TASK DIRECTIONS
Locate and copy all lines bearing the word "диаметр".

[Stored items]
****************************************

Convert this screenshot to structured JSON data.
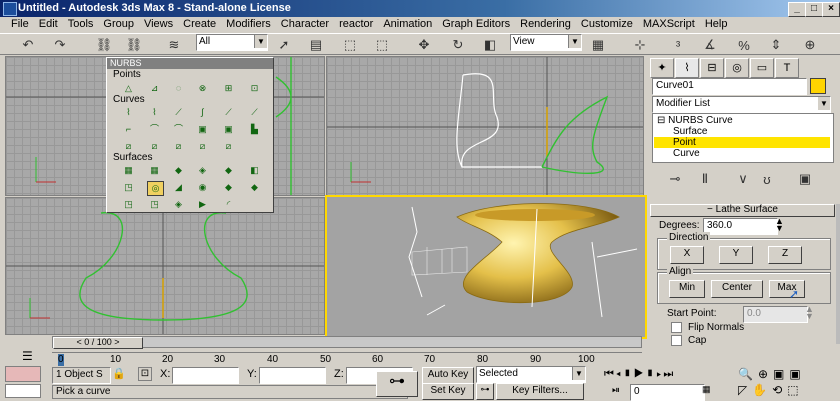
{
  "window": {
    "title": "Untitled - Autodesk 3ds Max 8 - Stand-alone License"
  },
  "menu": [
    "File",
    "Edit",
    "Tools",
    "Group",
    "Views",
    "Create",
    "Modifiers",
    "Character",
    "reactor",
    "Animation",
    "Graph Editors",
    "Rendering",
    "Customize",
    "MAXScript",
    "Help"
  ],
  "toolbar": {
    "filter_value": "All",
    "coord_value": "View"
  },
  "nurbs_palette": {
    "title": "NURBS",
    "points_label": "Points",
    "curves_label": "Curves",
    "surfaces_label": "Surfaces"
  },
  "command_panel": {
    "object_name": "Curve01",
    "modifier_list": "Modifier List",
    "stack": [
      "NURBS Curve",
      "Surface",
      "Point",
      "Curve"
    ],
    "selected_stack_index": 2,
    "rollout_title": "Lathe Surface",
    "degrees_label": "Degrees:",
    "degrees_value": "360.0",
    "direction_label": "Direction",
    "dir_buttons": [
      "X",
      "Y",
      "Z"
    ],
    "align_label": "Align",
    "align_buttons": [
      "Min",
      "Center",
      "Max"
    ],
    "start_point_label": "Start Point:",
    "start_point_value": "0.0",
    "flip_normals": "Flip Normals",
    "cap": "Cap"
  },
  "timeline": {
    "slider_text": "0 / 100",
    "ticks": [
      "0",
      "10",
      "20",
      "30",
      "40",
      "50",
      "60",
      "70",
      "80",
      "90",
      "100"
    ]
  },
  "status": {
    "selection": "1 Object S",
    "x_label": "X:",
    "y_label": "Y:",
    "z_label": "Z:",
    "prompt": "Pick a curve",
    "auto_key": "Auto Key",
    "set_key": "Set Key",
    "key_mode": "Selected",
    "key_filters": "Key Filters...",
    "frame": "0"
  },
  "colors": {
    "active_viewport": "#ffd800",
    "curve": "#31c131",
    "selection_highlight": "#ffe400"
  }
}
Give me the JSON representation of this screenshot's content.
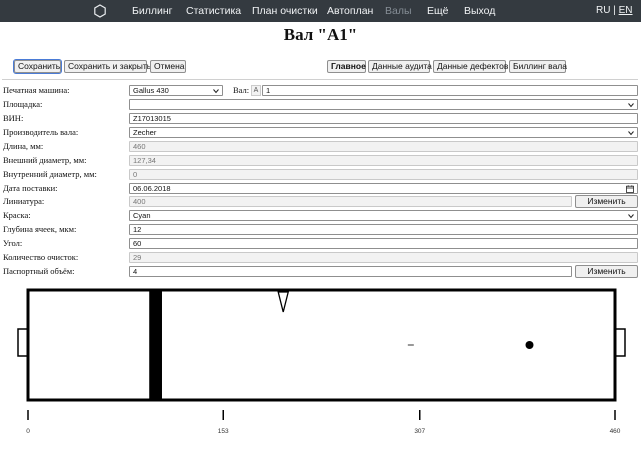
{
  "nav": {
    "items": [
      {
        "label": "Биллинг",
        "disabled": false
      },
      {
        "label": "Статистика",
        "disabled": false
      },
      {
        "label": "План очистки",
        "disabled": false
      },
      {
        "label": "Автоплан",
        "disabled": false
      },
      {
        "label": "Валы",
        "disabled": true
      },
      {
        "label": "Ещё",
        "disabled": false
      },
      {
        "label": "Выход",
        "disabled": false
      }
    ],
    "lang_ru": "RU",
    "lang_sep": "|",
    "lang_en": "EN",
    "logo_icon": "hexagon-icon"
  },
  "page": {
    "title": "Вал \"A1\""
  },
  "actions": {
    "save": "Сохранить",
    "save_close": "Сохранить и закрыть",
    "cancel": "Отмена"
  },
  "tabs": [
    {
      "label": "Главное",
      "active": true
    },
    {
      "label": "Данные аудита",
      "active": false
    },
    {
      "label": "Данные дефектов",
      "active": false
    },
    {
      "label": "Биллинг вала",
      "active": false
    }
  ],
  "form": {
    "press": {
      "label": "Печатная машина:",
      "value": "Gallus 430"
    },
    "roll": {
      "label": "Вал:",
      "prefix": "A",
      "value": "1"
    },
    "site": {
      "label": "Площадка:",
      "value": ""
    },
    "vin": {
      "label": "ВИН:",
      "value": "Z17013015"
    },
    "manufacturer": {
      "label": "Производитель вала:",
      "value": "Zecher"
    },
    "length": {
      "label": "Длина, мм:",
      "value": "460"
    },
    "outer_d": {
      "label": "Внешний диаметр, мм:",
      "value": "127,34"
    },
    "inner_d": {
      "label": "Внутренний диаметр, мм:",
      "value": "0"
    },
    "delivery": {
      "label": "Дата поставки:",
      "value": "06.06.2018"
    },
    "lineature": {
      "label": "Линиатура:",
      "value": "400",
      "button": "Изменить"
    },
    "paint": {
      "label": "Краска:",
      "value": "Cyan"
    },
    "cell_depth": {
      "label": "Глубина ячеек, мкм:",
      "value": "12"
    },
    "angle": {
      "label": "Угол:",
      "value": "60"
    },
    "cleanings": {
      "label": "Количество очисток:",
      "value": "29"
    },
    "volume": {
      "label": "Паспортный объём:",
      "value": "4",
      "button": "Изменить"
    }
  },
  "roll_diagram": {
    "length_mm": 460,
    "band_mm": [
      95,
      105
    ],
    "marker_triangle_mm": 200,
    "dash_mark_mm": 300,
    "dot_mark_mm": 393,
    "ticks": [
      {
        "value": 0,
        "label": "0"
      },
      {
        "value": 153,
        "label": "153"
      },
      {
        "value": 307,
        "label": "307"
      },
      {
        "value": 460,
        "label": "460"
      }
    ]
  }
}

****************************************

CORRECT OUTPUT
      "label": "Внешний диаметр, мм:",
      "label": "Внутренний диаметр, мм:",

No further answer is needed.